Dataset entries:
++++++
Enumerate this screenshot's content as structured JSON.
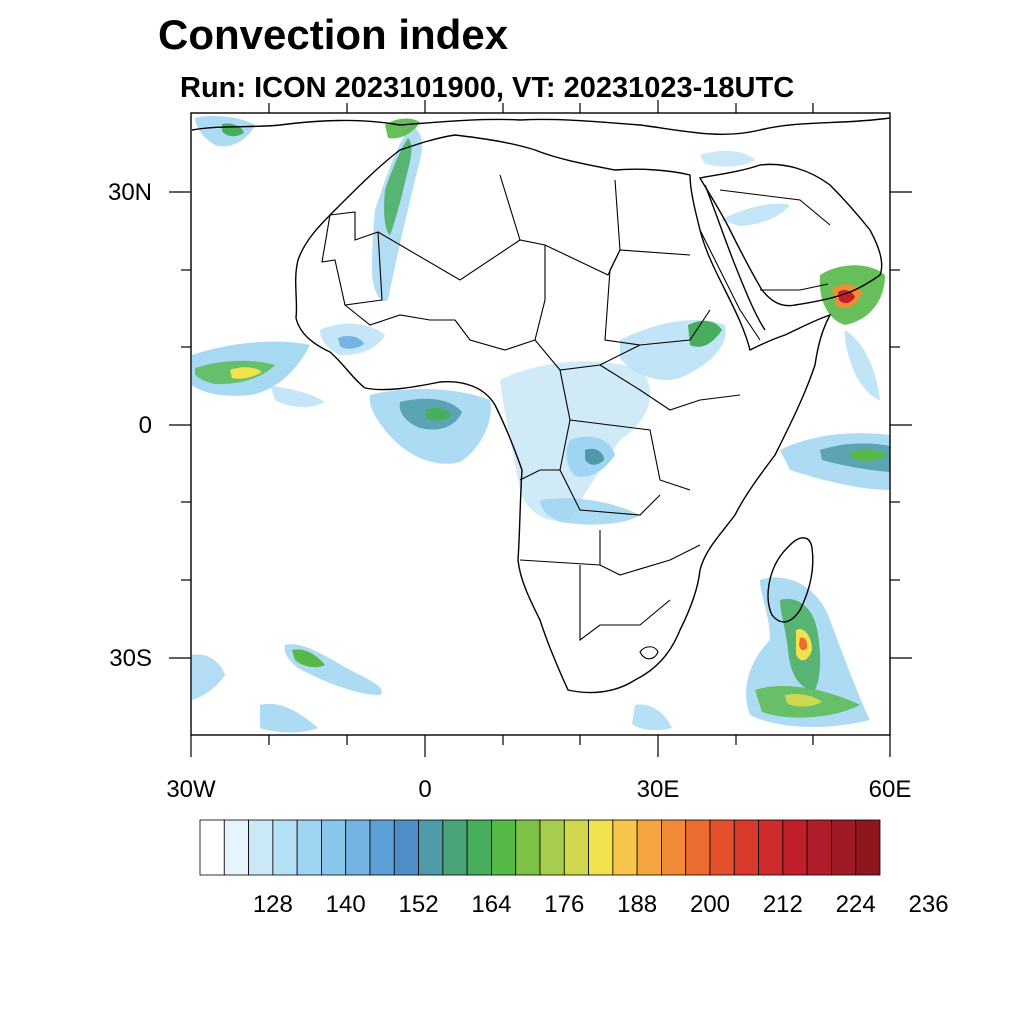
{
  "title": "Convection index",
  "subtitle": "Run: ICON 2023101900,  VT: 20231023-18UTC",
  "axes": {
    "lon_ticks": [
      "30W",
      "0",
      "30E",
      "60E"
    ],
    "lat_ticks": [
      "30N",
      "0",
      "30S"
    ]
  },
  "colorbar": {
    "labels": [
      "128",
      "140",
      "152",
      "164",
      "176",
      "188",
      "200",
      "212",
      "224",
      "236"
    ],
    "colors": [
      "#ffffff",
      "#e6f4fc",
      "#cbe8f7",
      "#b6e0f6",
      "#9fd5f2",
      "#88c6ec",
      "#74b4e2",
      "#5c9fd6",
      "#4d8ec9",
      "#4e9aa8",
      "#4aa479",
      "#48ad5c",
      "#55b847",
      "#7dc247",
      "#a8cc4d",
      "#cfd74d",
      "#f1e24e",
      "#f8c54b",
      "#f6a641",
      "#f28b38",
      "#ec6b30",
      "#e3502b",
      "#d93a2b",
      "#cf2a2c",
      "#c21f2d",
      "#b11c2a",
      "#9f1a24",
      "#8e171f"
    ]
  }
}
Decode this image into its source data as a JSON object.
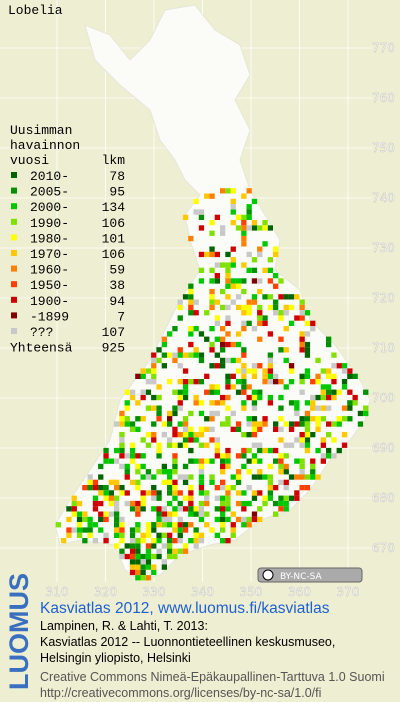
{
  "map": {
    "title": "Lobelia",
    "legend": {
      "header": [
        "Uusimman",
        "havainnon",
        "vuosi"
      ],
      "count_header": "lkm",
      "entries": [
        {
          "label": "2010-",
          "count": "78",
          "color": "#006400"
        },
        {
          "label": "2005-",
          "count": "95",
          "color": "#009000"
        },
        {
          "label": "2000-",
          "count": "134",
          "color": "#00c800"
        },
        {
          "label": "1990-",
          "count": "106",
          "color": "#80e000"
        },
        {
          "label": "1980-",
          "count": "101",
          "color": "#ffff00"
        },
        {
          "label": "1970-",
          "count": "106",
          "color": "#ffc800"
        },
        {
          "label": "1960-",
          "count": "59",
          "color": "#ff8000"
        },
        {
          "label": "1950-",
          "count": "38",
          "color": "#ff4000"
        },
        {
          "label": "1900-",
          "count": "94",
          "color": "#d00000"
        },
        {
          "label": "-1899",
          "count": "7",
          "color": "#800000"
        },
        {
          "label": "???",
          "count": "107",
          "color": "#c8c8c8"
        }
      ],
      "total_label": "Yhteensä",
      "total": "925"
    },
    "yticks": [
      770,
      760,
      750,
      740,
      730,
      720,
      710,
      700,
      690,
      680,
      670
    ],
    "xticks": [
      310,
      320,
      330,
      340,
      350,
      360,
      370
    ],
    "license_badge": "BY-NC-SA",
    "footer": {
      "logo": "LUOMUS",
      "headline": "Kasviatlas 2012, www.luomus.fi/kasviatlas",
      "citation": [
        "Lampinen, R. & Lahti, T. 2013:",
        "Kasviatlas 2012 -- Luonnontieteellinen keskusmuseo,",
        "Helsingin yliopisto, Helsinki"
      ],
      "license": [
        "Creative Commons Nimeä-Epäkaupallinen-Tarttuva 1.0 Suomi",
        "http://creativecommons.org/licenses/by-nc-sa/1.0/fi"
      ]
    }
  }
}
++++++
BRIEF: Copy out the whole listing exactly, and don't carry over any pictures.

WORKED ANSWER:
Enumerate this screenshot's content as structured JSON.
{
  "title": "Convection index",
  "subtitle": "Run: ICON 2023101900,  VT: 20231023-18UTC",
  "axes": {
    "lon_ticks": [
      "30W",
      "0",
      "30E",
      "60E"
    ],
    "lat_ticks": [
      "30N",
      "0",
      "30S"
    ]
  },
  "colorbar": {
    "labels": [
      "128",
      "140",
      "152",
      "164",
      "176",
      "188",
      "200",
      "212",
      "224",
      "236"
    ],
    "colors": [
      "#ffffff",
      "#e6f4fc",
      "#cbe8f7",
      "#b6e0f6",
      "#9fd5f2",
      "#88c6ec",
      "#74b4e2",
      "#5c9fd6",
      "#4d8ec9",
      "#4e9aa8",
      "#4aa479",
      "#48ad5c",
      "#55b847",
      "#7dc247",
      "#a8cc4d",
      "#cfd74d",
      "#f1e24e",
      "#f8c54b",
      "#f6a641",
      "#f28b38",
      "#ec6b30",
      "#e3502b",
      "#d93a2b",
      "#cf2a2c",
      "#c21f2d",
      "#b11c2a",
      "#9f1a24",
      "#8e171f"
    ]
  }
}
Decode this image into its source data as a JSON object.
{
  "map": {
    "title": "Lobelia",
    "legend": {
      "header": [
        "Uusimman",
        "havainnon",
        "vuosi"
      ],
      "count_header": "lkm",
      "entries": [
        {
          "label": "2010-",
          "count": "78",
          "color": "#006400"
        },
        {
          "label": "2005-",
          "count": "95",
          "color": "#009000"
        },
        {
          "label": "2000-",
          "count": "134",
          "color": "#00c800"
        },
        {
          "label": "1990-",
          "count": "106",
          "color": "#80e000"
        },
        {
          "label": "1980-",
          "count": "101",
          "color": "#ffff00"
        },
        {
          "label": "1970-",
          "count": "106",
          "color": "#ffc800"
        },
        {
          "label": "1960-",
          "count": "59",
          "color": "#ff8000"
        },
        {
          "label": "1950-",
          "count": "38",
          "color": "#ff4000"
        },
        {
          "label": "1900-",
          "count": "94",
          "color": "#d00000"
        },
        {
          "label": "-1899",
          "count": "7",
          "color": "#800000"
        },
        {
          "label": "???",
          "count": "107",
          "color": "#c8c8c8"
        }
      ],
      "total_label": "Yhteensä",
      "total": "925"
    },
    "yticks": [
      770,
      760,
      750,
      740,
      730,
      720,
      710,
      700,
      690,
      680,
      670
    ],
    "xticks": [
      310,
      320,
      330,
      340,
      350,
      360,
      370
    ],
    "license_badge": "BY-NC-SA",
    "footer": {
      "logo": "LUOMUS",
      "headline": "Kasviatlas 2012, www.luomus.fi/kasviatlas",
      "citation": [
        "Lampinen, R. & Lahti, T. 2013:",
        "Kasviatlas 2012 -- Luonnontieteellinen keskusmuseo,",
        "Helsingin yliopisto, Helsinki"
      ],
      "license": [
        "Creative Commons Nimeä-Epäkaupallinen-Tarttuva 1.0 Suomi",
        "http://creativecommons.org/licenses/by-nc-sa/1.0/fi"
      ]
    }
  }
}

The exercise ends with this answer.